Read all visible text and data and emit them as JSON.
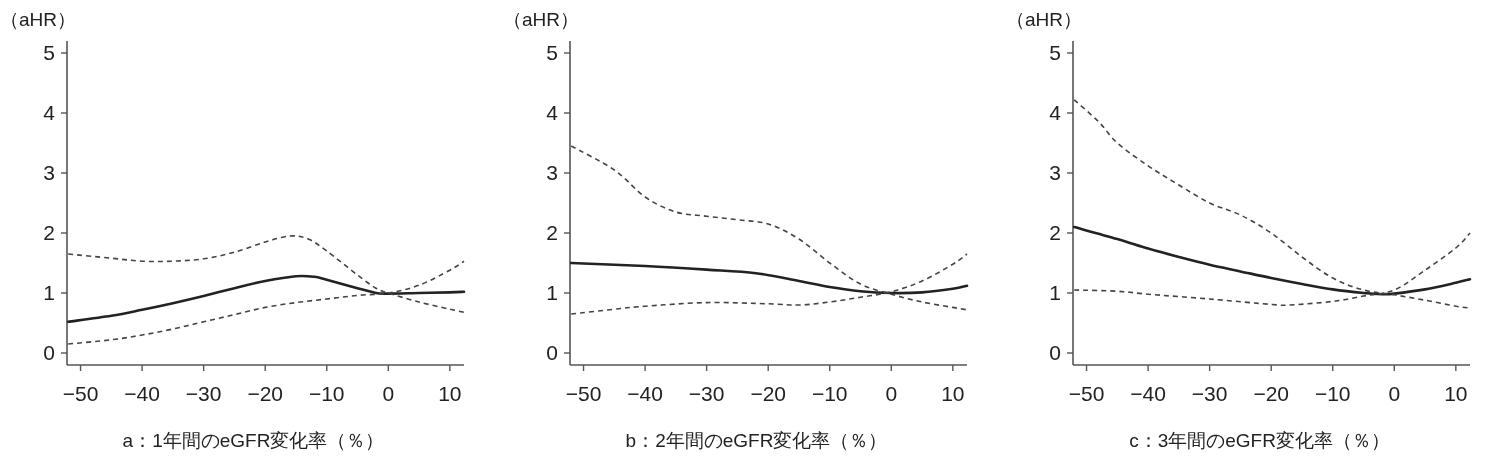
{
  "chart_data": [
    {
      "type": "line",
      "xlabel": "a：1年間のeGFR変化率（％）",
      "ylabel": "（aHR）",
      "xlim": [
        -52.2,
        12.3
      ],
      "ylim": [
        -0.2,
        5.2
      ],
      "xticks": [
        {
          "value": -50,
          "label": "−50"
        },
        {
          "value": -40,
          "label": "−40"
        },
        {
          "value": -30,
          "label": "−30"
        },
        {
          "value": -20,
          "label": "−20"
        },
        {
          "value": -10,
          "label": "−10"
        },
        {
          "value": 0,
          "label": "0"
        },
        {
          "value": 10,
          "label": "10"
        }
      ],
      "yticks": [
        0,
        1,
        2,
        3,
        4,
        5
      ],
      "series": [
        {
          "color": "#222222",
          "line_style": "solid",
          "x": [
            -52,
            -45,
            -40,
            -35,
            -30,
            -25,
            -20,
            -15,
            -12,
            -10,
            -5,
            -2,
            0,
            5,
            10,
            12.3
          ],
          "values": [
            0.52,
            0.62,
            0.72,
            0.83,
            0.95,
            1.08,
            1.2,
            1.28,
            1.27,
            1.22,
            1.08,
            1.0,
            0.99,
            1.0,
            1.01,
            1.02
          ]
        },
        {
          "color": "#444444",
          "line_style": "dashed",
          "x": [
            -52,
            -45,
            -40,
            -35,
            -30,
            -25,
            -20,
            -16,
            -13,
            -10,
            -5,
            -2,
            0,
            5,
            10,
            12.3
          ],
          "values": [
            1.65,
            1.58,
            1.53,
            1.53,
            1.57,
            1.68,
            1.85,
            1.95,
            1.9,
            1.7,
            1.3,
            1.08,
            1.0,
            0.85,
            0.73,
            0.68
          ]
        },
        {
          "color": "#444444",
          "line_style": "dashed",
          "x": [
            -52,
            -45,
            -40,
            -35,
            -30,
            -25,
            -20,
            -15,
            -10,
            -5,
            0,
            5,
            10,
            12.3
          ],
          "values": [
            0.15,
            0.22,
            0.3,
            0.4,
            0.52,
            0.64,
            0.76,
            0.84,
            0.9,
            0.96,
            1.0,
            1.13,
            1.38,
            1.53
          ]
        }
      ]
    },
    {
      "type": "line",
      "xlabel": "b：2年間のeGFR変化率（％）",
      "ylabel": "（aHR）",
      "xlim": [
        -52.2,
        12.3
      ],
      "ylim": [
        -0.2,
        5.2
      ],
      "xticks": [
        {
          "value": -50,
          "label": "−50"
        },
        {
          "value": -40,
          "label": "−40"
        },
        {
          "value": -30,
          "label": "−30"
        },
        {
          "value": -20,
          "label": "−20"
        },
        {
          "value": -10,
          "label": "−10"
        },
        {
          "value": 0,
          "label": "0"
        },
        {
          "value": 10,
          "label": "10"
        }
      ],
      "yticks": [
        0,
        1,
        2,
        3,
        4,
        5
      ],
      "series": [
        {
          "color": "#222222",
          "line_style": "solid",
          "x": [
            -52,
            -40,
            -30,
            -22,
            -15,
            -10,
            -5,
            0,
            5,
            10,
            12.3
          ],
          "values": [
            1.5,
            1.45,
            1.39,
            1.33,
            1.2,
            1.1,
            1.03,
            1.0,
            1.01,
            1.07,
            1.12
          ]
        },
        {
          "color": "#444444",
          "line_style": "dashed",
          "x": [
            -52,
            -45,
            -40,
            -35,
            -30,
            -25,
            -20,
            -15,
            -10,
            -5,
            0,
            5,
            10,
            12.3
          ],
          "values": [
            3.45,
            3.05,
            2.6,
            2.35,
            2.28,
            2.22,
            2.15,
            1.9,
            1.5,
            1.15,
            0.98,
            0.85,
            0.76,
            0.72
          ]
        },
        {
          "color": "#444444",
          "line_style": "dashed",
          "x": [
            -52,
            -45,
            -40,
            -30,
            -20,
            -15,
            -10,
            -5,
            0,
            5,
            10,
            12.3
          ],
          "values": [
            0.65,
            0.73,
            0.78,
            0.84,
            0.82,
            0.8,
            0.85,
            0.93,
            1.02,
            1.2,
            1.48,
            1.65
          ]
        }
      ]
    },
    {
      "type": "line",
      "xlabel": "c：3年間のeGFR変化率（％）",
      "ylabel": "（aHR）",
      "xlim": [
        -52.2,
        12.3
      ],
      "ylim": [
        -0.2,
        5.2
      ],
      "xticks": [
        {
          "value": -50,
          "label": "−50"
        },
        {
          "value": -40,
          "label": "−40"
        },
        {
          "value": -30,
          "label": "−30"
        },
        {
          "value": -20,
          "label": "−20"
        },
        {
          "value": -10,
          "label": "−10"
        },
        {
          "value": 0,
          "label": "0"
        },
        {
          "value": 10,
          "label": "10"
        }
      ],
      "yticks": [
        0,
        1,
        2,
        3,
        4,
        5
      ],
      "series": [
        {
          "color": "#222222",
          "line_style": "solid",
          "x": [
            -52,
            -45,
            -40,
            -35,
            -30,
            -25,
            -20,
            -15,
            -10,
            -5,
            -2,
            0,
            5,
            10,
            12.3
          ],
          "values": [
            2.1,
            1.9,
            1.74,
            1.6,
            1.47,
            1.36,
            1.25,
            1.15,
            1.06,
            1.0,
            0.98,
            0.99,
            1.06,
            1.17,
            1.23
          ]
        },
        {
          "color": "#444444",
          "line_style": "dashed",
          "x": [
            -52,
            -48,
            -45,
            -40,
            -35,
            -30,
            -25,
            -20,
            -15,
            -10,
            -5,
            0,
            5,
            10,
            12.3
          ],
          "values": [
            4.22,
            3.85,
            3.5,
            3.12,
            2.8,
            2.5,
            2.3,
            2.0,
            1.6,
            1.25,
            1.05,
            0.97,
            0.88,
            0.78,
            0.75
          ]
        },
        {
          "color": "#444444",
          "line_style": "dashed",
          "x": [
            -52,
            -45,
            -40,
            -30,
            -20,
            -17,
            -10,
            -5,
            0,
            5,
            10,
            12.3
          ],
          "values": [
            1.05,
            1.03,
            0.98,
            0.9,
            0.81,
            0.8,
            0.86,
            0.95,
            1.05,
            1.38,
            1.75,
            2.0
          ]
        }
      ]
    }
  ]
}
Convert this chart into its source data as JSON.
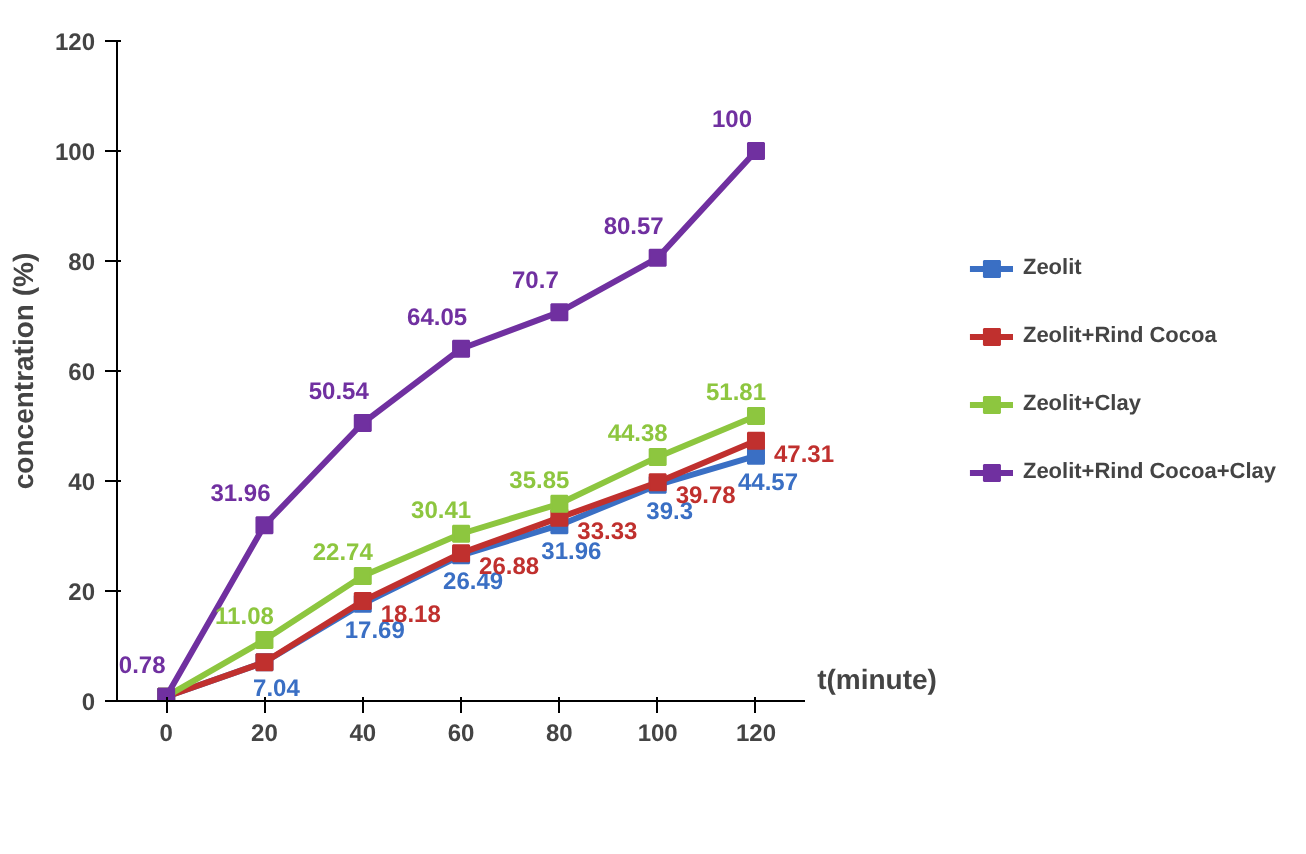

OBJECTIVE:
Copy the material exactly. Do not include the pictures.

OUTPUT:
Read all visible text and data and emit them as JSON.
{
  "chart_data": [
    {
      "type": "line",
      "xlabel": "a：1年間のeGFR変化率（％）",
      "ylabel": "（aHR）",
      "xlim": [
        -52.2,
        12.3
      ],
      "ylim": [
        -0.2,
        5.2
      ],
      "xticks": [
        {
          "value": -50,
          "label": "−50"
        },
        {
          "value": -40,
          "label": "−40"
        },
        {
          "value": -30,
          "label": "−30"
        },
        {
          "value": -20,
          "label": "−20"
        },
        {
          "value": -10,
          "label": "−10"
        },
        {
          "value": 0,
          "label": "0"
        },
        {
          "value": 10,
          "label": "10"
        }
      ],
      "yticks": [
        0,
        1,
        2,
        3,
        4,
        5
      ],
      "series": [
        {
          "color": "#222222",
          "line_style": "solid",
          "x": [
            -52,
            -45,
            -40,
            -35,
            -30,
            -25,
            -20,
            -15,
            -12,
            -10,
            -5,
            -2,
            0,
            5,
            10,
            12.3
          ],
          "values": [
            0.52,
            0.62,
            0.72,
            0.83,
            0.95,
            1.08,
            1.2,
            1.28,
            1.27,
            1.22,
            1.08,
            1.0,
            0.99,
            1.0,
            1.01,
            1.02
          ]
        },
        {
          "color": "#444444",
          "line_style": "dashed",
          "x": [
            -52,
            -45,
            -40,
            -35,
            -30,
            -25,
            -20,
            -16,
            -13,
            -10,
            -5,
            -2,
            0,
            5,
            10,
            12.3
          ],
          "values": [
            1.65,
            1.58,
            1.53,
            1.53,
            1.57,
            1.68,
            1.85,
            1.95,
            1.9,
            1.7,
            1.3,
            1.08,
            1.0,
            0.85,
            0.73,
            0.68
          ]
        },
        {
          "color": "#444444",
          "line_style": "dashed",
          "x": [
            -52,
            -45,
            -40,
            -35,
            -30,
            -25,
            -20,
            -15,
            -10,
            -5,
            0,
            5,
            10,
            12.3
          ],
          "values": [
            0.15,
            0.22,
            0.3,
            0.4,
            0.52,
            0.64,
            0.76,
            0.84,
            0.9,
            0.96,
            1.0,
            1.13,
            1.38,
            1.53
          ]
        }
      ]
    },
    {
      "type": "line",
      "xlabel": "b：2年間のeGFR変化率（％）",
      "ylabel": "（aHR）",
      "xlim": [
        -52.2,
        12.3
      ],
      "ylim": [
        -0.2,
        5.2
      ],
      "xticks": [
        {
          "value": -50,
          "label": "−50"
        },
        {
          "value": -40,
          "label": "−40"
        },
        {
          "value": -30,
          "label": "−30"
        },
        {
          "value": -20,
          "label": "−20"
        },
        {
          "value": -10,
          "label": "−10"
        },
        {
          "value": 0,
          "label": "0"
        },
        {
          "value": 10,
          "label": "10"
        }
      ],
      "yticks": [
        0,
        1,
        2,
        3,
        4,
        5
      ],
      "series": [
        {
          "color": "#222222",
          "line_style": "solid",
          "x": [
            -52,
            -40,
            -30,
            -22,
            -15,
            -10,
            -5,
            0,
            5,
            10,
            12.3
          ],
          "values": [
            1.5,
            1.45,
            1.39,
            1.33,
            1.2,
            1.1,
            1.03,
            1.0,
            1.01,
            1.07,
            1.12
          ]
        },
        {
          "color": "#444444",
          "line_style": "dashed",
          "x": [
            -52,
            -45,
            -40,
            -35,
            -30,
            -25,
            -20,
            -15,
            -10,
            -5,
            0,
            5,
            10,
            12.3
          ],
          "values": [
            3.45,
            3.05,
            2.6,
            2.35,
            2.28,
            2.22,
            2.15,
            1.9,
            1.5,
            1.15,
            0.98,
            0.85,
            0.76,
            0.72
          ]
        },
        {
          "color": "#444444",
          "line_style": "dashed",
          "x": [
            -52,
            -45,
            -40,
            -30,
            -20,
            -15,
            -10,
            -5,
            0,
            5,
            10,
            12.3
          ],
          "values": [
            0.65,
            0.73,
            0.78,
            0.84,
            0.82,
            0.8,
            0.85,
            0.93,
            1.02,
            1.2,
            1.48,
            1.65
          ]
        }
      ]
    },
    {
      "type": "line",
      "xlabel": "c：3年間のeGFR変化率（％）",
      "ylabel": "（aHR）",
      "xlim": [
        -52.2,
        12.3
      ],
      "ylim": [
        -0.2,
        5.2
      ],
      "xticks": [
        {
          "value": -50,
          "label": "−50"
        },
        {
          "value": -40,
          "label": "−40"
        },
        {
          "value": -30,
          "label": "−30"
        },
        {
          "value": -20,
          "label": "−20"
        },
        {
          "value": -10,
          "label": "−10"
        },
        {
          "value": 0,
          "label": "0"
        },
        {
          "value": 10,
          "label": "10"
        }
      ],
      "yticks": [
        0,
        1,
        2,
        3,
        4,
        5
      ],
      "series": [
        {
          "color": "#222222",
          "line_style": "solid",
          "x": [
            -52,
            -45,
            -40,
            -35,
            -30,
            -25,
            -20,
            -15,
            -10,
            -5,
            -2,
            0,
            5,
            10,
            12.3
          ],
          "values": [
            2.1,
            1.9,
            1.74,
            1.6,
            1.47,
            1.36,
            1.25,
            1.15,
            1.06,
            1.0,
            0.98,
            0.99,
            1.06,
            1.17,
            1.23
          ]
        },
        {
          "color": "#444444",
          "line_style": "dashed",
          "x": [
            -52,
            -48,
            -45,
            -40,
            -35,
            -30,
            -25,
            -20,
            -15,
            -10,
            -5,
            0,
            5,
            10,
            12.3
          ],
          "values": [
            4.22,
            3.85,
            3.5,
            3.12,
            2.8,
            2.5,
            2.3,
            2.0,
            1.6,
            1.25,
            1.05,
            0.97,
            0.88,
            0.78,
            0.75
          ]
        },
        {
          "color": "#444444",
          "line_style": "dashed",
          "x": [
            -52,
            -45,
            -40,
            -30,
            -20,
            -17,
            -10,
            -5,
            0,
            5,
            10,
            12.3
          ],
          "values": [
            1.05,
            1.03,
            0.98,
            0.9,
            0.81,
            0.8,
            0.86,
            0.95,
            1.05,
            1.38,
            1.75,
            2.0
          ]
        }
      ]
    }
  ]
}
Convert this chart into its source data as JSON.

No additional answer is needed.